## Instructions to follow
Would you transcribe all of the data exactly, down to the last character?

Collection entries:

☆ ☆ ☆ ☆ ☆

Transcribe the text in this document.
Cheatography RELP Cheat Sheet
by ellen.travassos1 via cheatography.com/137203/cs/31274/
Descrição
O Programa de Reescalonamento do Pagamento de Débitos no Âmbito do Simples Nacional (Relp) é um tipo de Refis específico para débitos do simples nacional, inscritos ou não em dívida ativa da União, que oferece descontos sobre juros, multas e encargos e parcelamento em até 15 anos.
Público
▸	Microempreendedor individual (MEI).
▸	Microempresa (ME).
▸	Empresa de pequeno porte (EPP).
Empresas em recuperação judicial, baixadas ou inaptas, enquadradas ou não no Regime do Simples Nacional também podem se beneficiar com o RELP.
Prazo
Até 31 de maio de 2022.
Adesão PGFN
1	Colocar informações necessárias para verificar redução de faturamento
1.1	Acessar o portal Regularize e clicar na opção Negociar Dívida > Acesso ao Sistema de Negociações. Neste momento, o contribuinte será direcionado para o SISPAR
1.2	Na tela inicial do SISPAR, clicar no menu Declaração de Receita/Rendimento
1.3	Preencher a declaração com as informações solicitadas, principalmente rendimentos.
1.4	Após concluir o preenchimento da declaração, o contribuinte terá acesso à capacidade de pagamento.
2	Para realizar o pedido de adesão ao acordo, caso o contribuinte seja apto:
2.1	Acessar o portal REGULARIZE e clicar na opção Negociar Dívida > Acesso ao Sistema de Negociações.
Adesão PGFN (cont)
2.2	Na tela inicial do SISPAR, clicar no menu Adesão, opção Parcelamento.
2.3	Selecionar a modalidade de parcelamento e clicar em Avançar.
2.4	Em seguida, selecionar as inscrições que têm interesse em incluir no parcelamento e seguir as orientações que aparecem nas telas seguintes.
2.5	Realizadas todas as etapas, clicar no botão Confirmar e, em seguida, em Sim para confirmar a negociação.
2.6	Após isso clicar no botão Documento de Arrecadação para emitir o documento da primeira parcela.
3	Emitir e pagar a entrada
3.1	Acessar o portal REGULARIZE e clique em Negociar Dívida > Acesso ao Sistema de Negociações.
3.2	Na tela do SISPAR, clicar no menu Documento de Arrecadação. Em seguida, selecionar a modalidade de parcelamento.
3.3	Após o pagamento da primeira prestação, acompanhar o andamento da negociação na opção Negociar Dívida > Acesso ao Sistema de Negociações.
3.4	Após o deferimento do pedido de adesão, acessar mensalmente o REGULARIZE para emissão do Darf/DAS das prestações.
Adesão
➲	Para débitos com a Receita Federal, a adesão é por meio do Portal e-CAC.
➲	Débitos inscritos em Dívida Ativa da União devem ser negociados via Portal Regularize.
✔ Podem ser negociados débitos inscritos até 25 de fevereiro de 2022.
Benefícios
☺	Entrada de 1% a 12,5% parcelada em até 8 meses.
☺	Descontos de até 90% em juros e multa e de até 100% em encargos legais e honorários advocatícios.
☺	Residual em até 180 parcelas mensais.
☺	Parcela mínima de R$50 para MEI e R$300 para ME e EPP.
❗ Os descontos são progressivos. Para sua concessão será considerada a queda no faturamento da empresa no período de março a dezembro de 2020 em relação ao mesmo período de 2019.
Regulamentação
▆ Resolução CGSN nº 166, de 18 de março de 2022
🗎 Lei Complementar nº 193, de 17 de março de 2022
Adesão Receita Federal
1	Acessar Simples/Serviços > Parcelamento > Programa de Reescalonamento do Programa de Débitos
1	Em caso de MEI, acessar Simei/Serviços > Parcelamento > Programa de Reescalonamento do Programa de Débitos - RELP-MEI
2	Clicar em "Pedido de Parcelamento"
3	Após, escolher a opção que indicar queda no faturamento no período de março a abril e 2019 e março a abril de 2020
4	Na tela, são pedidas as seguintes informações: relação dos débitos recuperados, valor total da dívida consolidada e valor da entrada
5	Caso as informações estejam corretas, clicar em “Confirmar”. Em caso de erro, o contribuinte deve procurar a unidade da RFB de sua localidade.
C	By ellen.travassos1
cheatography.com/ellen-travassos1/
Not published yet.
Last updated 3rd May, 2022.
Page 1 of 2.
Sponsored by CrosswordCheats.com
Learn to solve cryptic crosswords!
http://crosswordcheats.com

☆ ☆ ☆ ☆ ☆

## Completed exercise
Transcribe the text in this document.
Cheatography RELP Cheat Sheet
by ellen.travassos1 via cheatography.com/137203/cs/31274/
Descrição
O Programa de Reescalonamento do Pagamento de Débitos no Âmbito do Simples Nacional (Relp) é um tipo de Refis específico para débitos do simples nacional, inscritos ou não em dívida ativa da União, que oferece descontos sobre juros, multas e encargos e parcelamento em até 15 anos.
Público
▸	Microempreendedor individual (MEI).
▸	Microempresa (ME).
▸	Empresa de pequeno porte (EPP).
Empresas em recuperação judicial, baixadas ou inaptas, enquadradas ou não no Regime do Simples Nacional também podem se beneficiar com o RELP.
Prazo
Até 31 de maio de 2022.
Adesão PGFN
1	Colocar informações necessárias para verificar redução de faturamento
1.1	Acessar o portal Regularize e clicar na opção Negociar Dívida > Acesso ao Sistema de Negociações. Neste momento, o contribuinte será direcionado para o SISPAR
1.2	Na tela inicial do SISPAR, clicar no menu Declaração de Receita/Rendimento
1.3	Preencher a declaração com as informações solicitadas, principalmente rendimentos.
1.4	Após concluir o preenchimento da declaração, o contribuinte terá acesso à capacidade de pagamento.
2	Para realizar o pedido de adesão ao acordo, caso o contribuinte seja apto:
2.1	Acessar o portal REGULARIZE e clicar na opção Negociar Dívida > Acesso ao Sistema de Negociações.
Adesão PGFN (cont)
2.2	Na tela inicial do SISPAR, clicar no menu Adesão, opção Parcelamento.
2.3	Selecionar a modalidade de parcelamento e clicar em Avançar.
2.4	Em seguida, selecionar as inscrições que têm interesse em incluir no parcelamento e seguir as orientações que aparecem nas telas seguintes.
2.5	Realizadas todas as etapas, clicar no botão Confirmar e, em seguida, em Sim para confirmar a negociação.
2.6	Após isso clicar no botão Documento de Arrecadação para emitir o documento da primeira parcela.
3	Emitir e pagar a entrada
3.1	Acessar o portal REGULARIZE e clique em Negociar Dívida > Acesso ao Sistema de Negociações.
3.2	Na tela do SISPAR, clicar no menu Documento de Arrecadação. Em seguida, selecionar a modalidade de parcelamento.
3.3	Após o pagamento da primeira prestação, acompanhar o andamento da negociação na opção Negociar Dívida > Acesso ao Sistema de Negociações.
3.4	Após o deferimento do pedido de adesão, acessar mensalmente o REGULARIZE para emissão do Darf/DAS das prestações.
Adesão
➲	Para débitos com a Receita Federal, a adesão é por meio do Portal e-CAC.
➲	Débitos inscritos em Dívida Ativa da União devem ser negociados via Portal Regularize.
✔ Podem ser negociados débitos inscritos até 25 de fevereiro de 2022.
Benefícios
☺	Entrada de 1% a 12,5% parcelada em até 8 meses.
☺	Descontos de até 90% em juros e multa e de até 100% em encargos legais e honorários advocatícios.
☺	Residual em até 180 parcelas mensais.
☺	Parcela mínima de R$50 para MEI e R$300 para ME e EPP.
❗ Os descontos são progressivos. Para sua concessão será considerada a queda no faturamento da empresa no período de março a dezembro de 2020 em relação ao mesmo período de 2019.
Regulamentação
▆ Resolução CGSN nº 166, de 18 de março de 2022
🗎 Lei Complementar nº 193, de 17 de março de 2022
Adesão Receita Federal
1	Acessar Simples/Serviços > Parcelamento > Programa de Reescalonamento do Programa de Débitos
1	Em caso de MEI, acessar Simei/Serviços > Parcelamento > Programa de Reescalonamento do Programa de Débitos - RELP-MEI
2	Clicar em "Pedido de Parcelamento"
3	Após, escolher a opção que indicar queda no faturamento no período de março a abril e 2019 e março a abril de 2020
4	Na tela, são pedidas as seguintes informações: relação dos débitos recuperados, valor total da dívida consolidada e valor da entrada
5	Caso as informações estejam corretas, clicar em “Confirmar”. Em caso de erro, o contribuinte deve procurar a unidade da RFB de sua localidade.
C	By ellen.travassos1
cheatography.com/ellen-travassos1/
Not published yet.
Last updated 3rd May, 2022.
Page 1 of 2.
Sponsored by CrosswordCheats.com
Learn to solve cryptic crosswords!
http://crosswordcheats.com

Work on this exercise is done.